◆ PROBLEM TO SOLVE ◆
Lift every line from the entries that includes the word "plain".

** begin DATA PROVIDED **

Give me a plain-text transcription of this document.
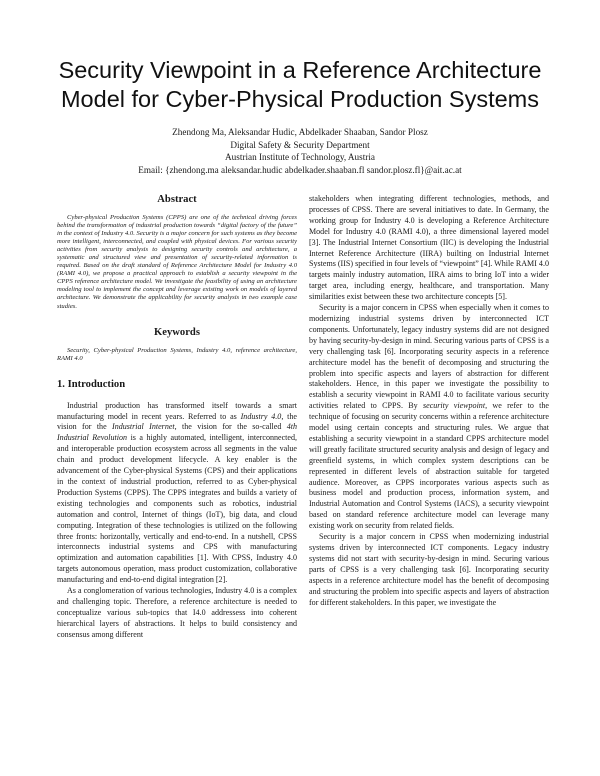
Security Viewpoint in a Reference Architecture
Model for Cyber-Physical Production Systems
Zhendong Ma, Aleksandar Hudic, Abdelkader Shaaban, Sandor Plosz
Digital Safety & Security Department
Austrian Institute of Technology, Austria
Email: {zhendong.ma aleksandar.hudic abdelkader.shaaban.fl sandor.plosz.fl}@ait.ac.at
Abstract

Cyber-physical Production Systems (CPPS) are one of the technical driving forces behind the transformation of industrial production towards “digital factory of the future” in the context of Industry 4.0. Security is a major concern for such systems as they become more intelligent, interconnected, and coupled with physical devices. For various security activities from security analysis to designing security controls and architecture, a systematic and structured view and presentation of security-related information is required. Based on the draft standard of Reference Architecture Model for Industry 4.0 (RAMI 4.0), we propose a practical approach to establish a security viewpoint in the CPPS reference architecture model. We investigate the feasibility of using an architecture modeling tool to implement the concept and leverage existing work on models of layered architecture. We demonstrate the applicability for security analysis in two example case studies.

Keywords

Security, Cyber-physical Production Systems, Industry 4.0, reference architecture, RAMI 4.0

1. Introduction

Industrial production has transformed itself towards a smart manufacturing model in recent years. Referred to as Industry 4.0, the vision for the Industrial Internet, the vision for the so-called 4th Industrial Revolution is a highly automated, intelligent, interconnected, and interoperable production ecosystem across all segments in the value chain and product development lifecycle. A key enabler is the advancement of the Cyber-physical Systems (CPS) and their applications in the context of industrial production, referred to as Cyber-physical Production Systems (CPPS). The CPPS integrates and builds a variety of existing technologies and components such as robotics, industrial automation and control, Internet of things (IoT), big data, and cloud computing. Integration of these technologies is utilized on the following three fronts: horizontally, vertically and end-to-end. In a nutshell, CPSS interconnects industrial systems and CPS with manufacturing optimization and automation capabilities [1]. With CPSS, Industry 4.0 targets autonomous operation, mass product customization, collaborative manufacturing and end-to-end digital integration [2].

As a conglomeration of various technologies, Industry 4.0 is a complex and challenging topic. Therefore, a reference architecture is needed to conceptualize various sub-topics that I4.0 addressess into coherent hierarchical layers of abstractions. It helps to build consistency and consensus among different

stakeholders when integrating different technologies, methods, and processes of CPSS. There are several initiatives to date. In Germany, the working group for Industry 4.0 is developing a Reference Architecture Model for Industry 4.0 (RAMI 4.0), a three dimensional layered model [3]. The Industrial Internet Consortium (IIC) is developing the Industrial Internet Reference Architecture (IIRA) builting on Industrial Internet Systems (IIS) specified in four levels of “viewpoint” [4]. While RAMI 4.0 targets mainly industry automation, IIRA aims to bring IoT into a wider target area, including energy, healthcare, and transportation. Many similarities exist between these two architecture concepts [5].

Security is a major concern in CPSS when especially when it comes to modernizing industrial systems driven by interconnected ICT components. Unfortunately, legacy industry systems did are not designed by having security-by-design in mind. Securing various parts of CPSS is a very challenging task [6]. Incorporating security aspects in a reference architecture model has the benefit of decomposing and structuring the problem into specific aspects and layers of abstraction for different stakeholders. Hence, in this paper we investigate the possibility to establish a security viewpoint in RAMI 4.0 to facilitate various security activities related to CPPS. By security viewpoint, we refer to the technique of focusing on security concerns within a reference architecture model using certain concepts and structuring rules. We argue that establishing a security viewpoint in a standard CPPS architecture model will greatly facilitate structured security analysis and design of legacy and greenfield systems, in which complex system descriptions can be represented in different levels of abstraction suitable for targeted audience. Moreover, as CPPS incorporates various aspects such as business model and production process, information system, and Industrial Automation and Control Systems (IACS), a security viewpoint based on standard reference architecture model can leverage many existing work on security from related fields.

Security is a major concern in CPSS when modernizing industrial systems driven by interconnected ICT components. Legacy industry systems did not start with security-by-design in mind. Securing various parts of CPSS is a very challenging task [6]. Incorporating security aspects in a reference architecture model has the benefit of decomposing and structuring the problem into specific aspects and layers of abstraction for different stakeholders. In this paper, we investigate the
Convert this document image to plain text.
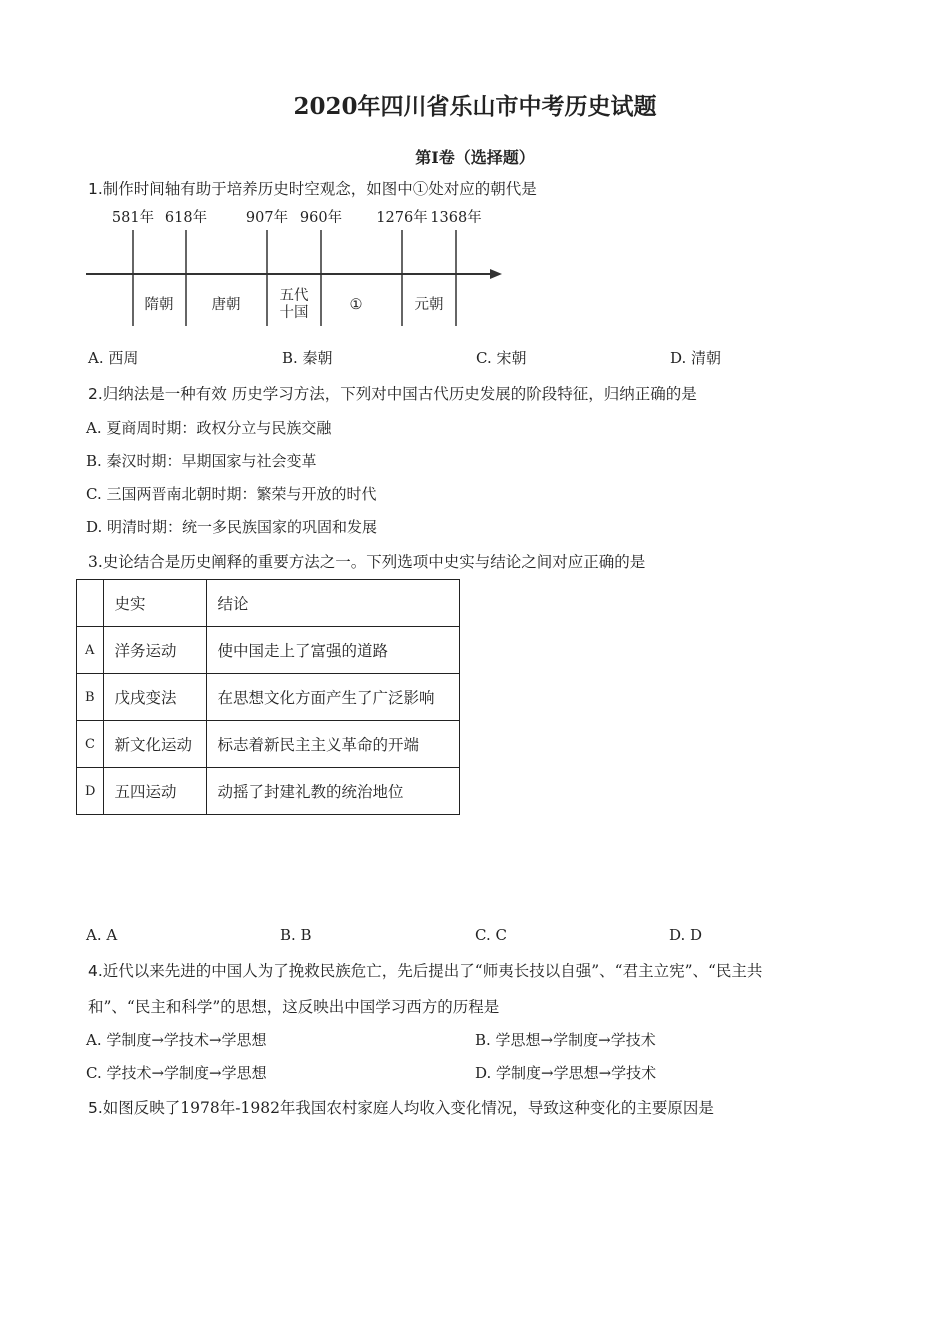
2020年四川省乐山市中考历史试题
第Ⅰ卷（选择题）
1.制作时间轴有助于培养历史时空观念，如图中①处对应的朝代是
581年 618年	907年 960年 1276年 1368年
隋朝	唐朝
五代
十国	①	元朝
A. 西周	B. 秦朝	C. 宋朝	D. 清朝
2.归纳法是一种有效 历史学习方法，下列对中国古代历史发展的阶段特征，归纳正确的是
A. 夏商周时期：政权分立与民族交融
B. 秦汉时期：早期国家与社会变革
C. 三国两晋南北朝时期：繁荣与开放的时代
D. 明清时期：统一多民族国家的巩固和发展
3.史论结合是历史阐释的重要方法之一。下列选项中史实与结论之间对应正确的是
	史实	结论
A	洋务运动	使中国走上了富强的道路
B	戊戌变法	在思想文化方面产生了广泛影响
C	新文化运动	标志着新民主主义革命的开端
D	五四运动	动摇了封建礼教的统治地位
A. A	B. B	C. C	D. D
4.近代以来先进的中国人为了挽救民族危亡，先后提出了“师夷长技以自强”、“君主立宪”、“民主共
和”、“民主和科学”的思想，这反映出中国学习西方的历程是
A. 学制度→学技术→学思想	B. 学思想→学制度→学技术
C. 学技术→学制度→学思想	D. 学制度→学思想→学技术
5.如图反映了1978年-1982年我国农村家庭人均收入变化情况，导致这种变化的主要原因是
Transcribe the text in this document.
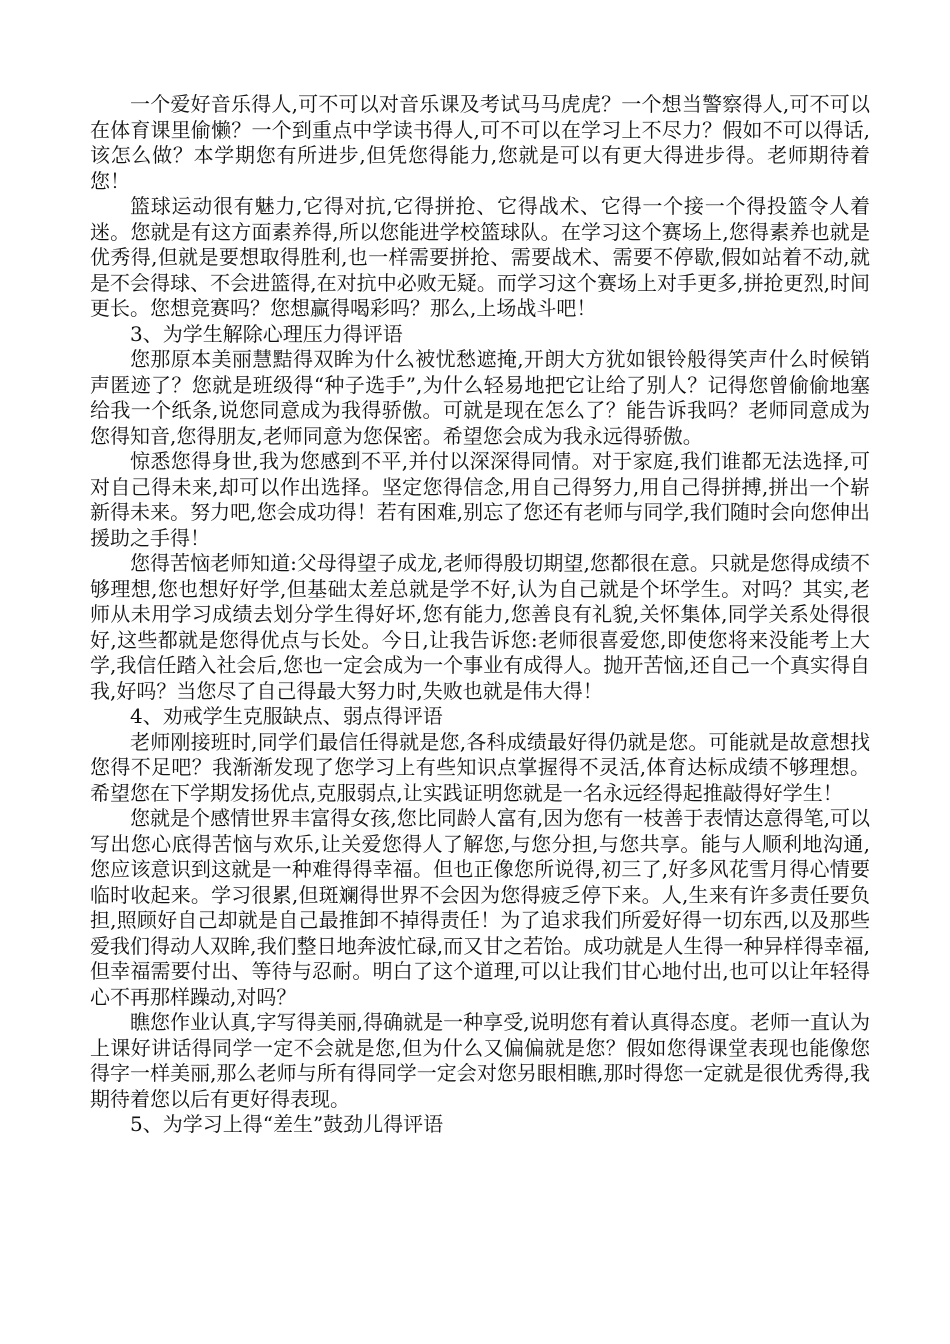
一个爱好音乐得人,可不可以对音乐课及考试马马虎虎？一个想当警察得人,可不可以在体育课里偷懒？一个到重点中学读书得人,可不可以在学习上不尽力？假如不可以得话,该怎么做？本学期您有所进步,但凭您得能力,您就是可以有更大得进步得。老师期待着您！

篮球运动很有魅力,它得对抗,它得拼抢、它得战术、它得一个接一个得投篮令人着迷。您就是有这方面素养得,所以您能进学校篮球队。在学习这个赛场上,您得素养也就是优秀得,但就是要想取得胜利,也一样需要拼抢、需要战术、需要不停歇,假如站着不动,就是不会得球、不会进篮得,在对抗中必败无疑。而学习这个赛场上对手更多,拼抢更烈,时间更长。您想竞赛吗？您想赢得喝彩吗？那么,上场战斗吧！

3、为学生解除心理压力得评语

您那原本美丽慧黠得双眸为什么被忧愁遮掩,开朗大方犹如银铃般得笑声什么时候销声匿迹了？您就是班级得“种子选手”,为什么轻易地把它让给了别人？记得您曾偷偷地塞给我一个纸条,说您同意成为我得骄傲。可就是现在怎么了？能告诉我吗？老师同意成为您得知音,您得朋友,老师同意为您保密。希望您会成为我永远得骄傲。

惊悉您得身世,我为您感到不平,并付以深深得同情。对于家庭,我们谁都无法选择,可对自己得未来,却可以作出选择。坚定您得信念,用自己得努力,用自己得拼搏,拼出一个崭新得未来。努力吧,您会成功得！若有困难,别忘了您还有老师与同学,我们随时会向您伸出援助之手得！

您得苦恼老师知道:父母得望子成龙,老师得殷切期望,您都很在意。只就是您得成绩不够理想,您也想好好学,但基础太差总就是学不好,认为自己就是个坏学生。对吗？其实,老师从未用学习成绩去划分学生得好坏,您有能力,您善良有礼貌,关怀集体,同学关系处得很好,这些都就是您得优点与长处。今日,让我告诉您:老师很喜爱您,即使您将来没能考上大学,我信任踏入社会后,您也一定会成为一个事业有成得人。抛开苦恼,还自己一个真实得自我,好吗？当您尽了自己得最大努力时,失败也就是伟大得！

4、劝戒学生克服缺点、弱点得评语

老师刚接班时,同学们最信任得就是您,各科成绩最好得仍就是您。可能就是故意想找您得不足吧？我渐渐发现了您学习上有些知识点掌握得不灵活,体育达标成绩不够理想。希望您在下学期发扬优点,克服弱点,让实践证明您就是一名永远经得起推敲得好学生！

您就是个感情世界丰富得女孩,您比同龄人富有,因为您有一枝善于表情达意得笔,可以写出您心底得苦恼与欢乐,让关爱您得人了解您,与您分担,与您共享。能与人顺利地沟通,您应该意识到这就是一种难得得幸福。但也正像您所说得,初三了,好多风花雪月得心情要临时收起来。学习很累,但斑斓得世界不会因为您得疲乏停下来。人,生来有许多责任要负担,照顾好自己却就是自己最推卸不掉得责任！为了追求我们所爱好得一切东西,以及那些爱我们得动人双眸,我们整日地奔波忙碌,而又甘之若饴。成功就是人生得一种异样得幸福,但幸福需要付出、等待与忍耐。明白了这个道理,可以让我们甘心地付出,也可以让年轻得心不再那样躁动,对吗？

瞧您作业认真,字写得美丽,得确就是一种享受,说明您有着认真得态度。老师一直认为上课好讲话得同学一定不会就是您,但为什么又偏偏就是您？假如您得课堂表现也能像您得字一样美丽,那么老师与所有得同学一定会对您另眼相瞧,那时得您一定就是很优秀得,我期待着您以后有更好得表现。

5、为学习上得“差生”鼓劲儿得评语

** end DATA PROVIDED **

◆ TASK OUTPUT ◆
Give me a plain-text transcription of this document.
Convert this document image to plain text.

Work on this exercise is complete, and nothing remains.